··· GIVEN DATA ···

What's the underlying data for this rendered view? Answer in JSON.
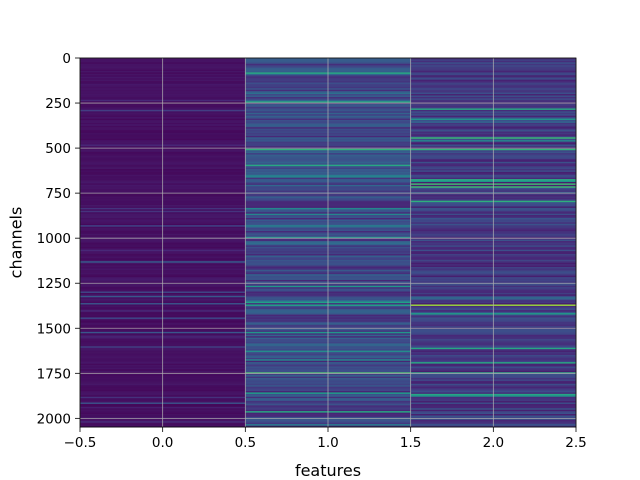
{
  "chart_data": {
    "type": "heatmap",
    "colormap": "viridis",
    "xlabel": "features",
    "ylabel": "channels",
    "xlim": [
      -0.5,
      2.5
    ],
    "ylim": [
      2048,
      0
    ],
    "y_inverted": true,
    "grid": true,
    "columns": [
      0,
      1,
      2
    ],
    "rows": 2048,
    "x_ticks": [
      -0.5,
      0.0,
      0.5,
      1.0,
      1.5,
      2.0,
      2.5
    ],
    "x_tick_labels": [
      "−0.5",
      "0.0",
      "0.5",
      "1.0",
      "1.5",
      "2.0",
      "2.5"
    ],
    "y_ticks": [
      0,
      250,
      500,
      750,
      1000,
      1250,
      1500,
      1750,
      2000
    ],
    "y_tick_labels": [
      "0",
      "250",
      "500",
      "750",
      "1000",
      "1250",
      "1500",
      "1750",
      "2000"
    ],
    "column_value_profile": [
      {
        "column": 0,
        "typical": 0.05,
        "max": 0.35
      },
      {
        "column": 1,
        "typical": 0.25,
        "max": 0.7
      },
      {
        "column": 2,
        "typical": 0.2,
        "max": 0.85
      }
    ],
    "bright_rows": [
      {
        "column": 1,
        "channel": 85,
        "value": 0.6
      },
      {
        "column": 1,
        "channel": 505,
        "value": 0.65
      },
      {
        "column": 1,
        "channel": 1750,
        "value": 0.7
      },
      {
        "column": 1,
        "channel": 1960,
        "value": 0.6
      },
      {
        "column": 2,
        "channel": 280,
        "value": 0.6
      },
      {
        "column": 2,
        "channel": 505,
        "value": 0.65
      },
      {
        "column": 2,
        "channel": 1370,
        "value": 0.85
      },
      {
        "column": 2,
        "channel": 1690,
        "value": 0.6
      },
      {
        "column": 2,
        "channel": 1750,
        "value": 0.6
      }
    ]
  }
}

···

TASK PROMPT:
Copy the listing exactly. Any image in it stays out of the copy.

ANSWER TO THE PROBLEM:
What's the underlying data for this rendered view? Answer in JSON.
{
  "chart_data": {
    "type": "heatmap",
    "colormap": "viridis",
    "xlabel": "features",
    "ylabel": "channels",
    "xlim": [
      -0.5,
      2.5
    ],
    "ylim": [
      2048,
      0
    ],
    "y_inverted": true,
    "grid": true,
    "columns": [
      0,
      1,
      2
    ],
    "rows": 2048,
    "x_ticks": [
      -0.5,
      0.0,
      0.5,
      1.0,
      1.5,
      2.0,
      2.5
    ],
    "x_tick_labels": [
      "−0.5",
      "0.0",
      "0.5",
      "1.0",
      "1.5",
      "2.0",
      "2.5"
    ],
    "y_ticks": [
      0,
      250,
      500,
      750,
      1000,
      1250,
      1500,
      1750,
      2000
    ],
    "y_tick_labels": [
      "0",
      "250",
      "500",
      "750",
      "1000",
      "1250",
      "1500",
      "1750",
      "2000"
    ],
    "column_value_profile": [
      {
        "column": 0,
        "typical": 0.05,
        "max": 0.35
      },
      {
        "column": 1,
        "typical": 0.25,
        "max": 0.7
      },
      {
        "column": 2,
        "typical": 0.2,
        "max": 0.85
      }
    ],
    "bright_rows": [
      {
        "column": 1,
        "channel": 85,
        "value": 0.6
      },
      {
        "column": 1,
        "channel": 505,
        "value": 0.65
      },
      {
        "column": 1,
        "channel": 1750,
        "value": 0.7
      },
      {
        "column": 1,
        "channel": 1960,
        "value": 0.6
      },
      {
        "column": 2,
        "channel": 280,
        "value": 0.6
      },
      {
        "column": 2,
        "channel": 505,
        "value": 0.65
      },
      {
        "column": 2,
        "channel": 1370,
        "value": 0.85
      },
      {
        "column": 2,
        "channel": 1690,
        "value": 0.6
      },
      {
        "column": 2,
        "channel": 1750,
        "value": 0.6
      }
    ]
  }
}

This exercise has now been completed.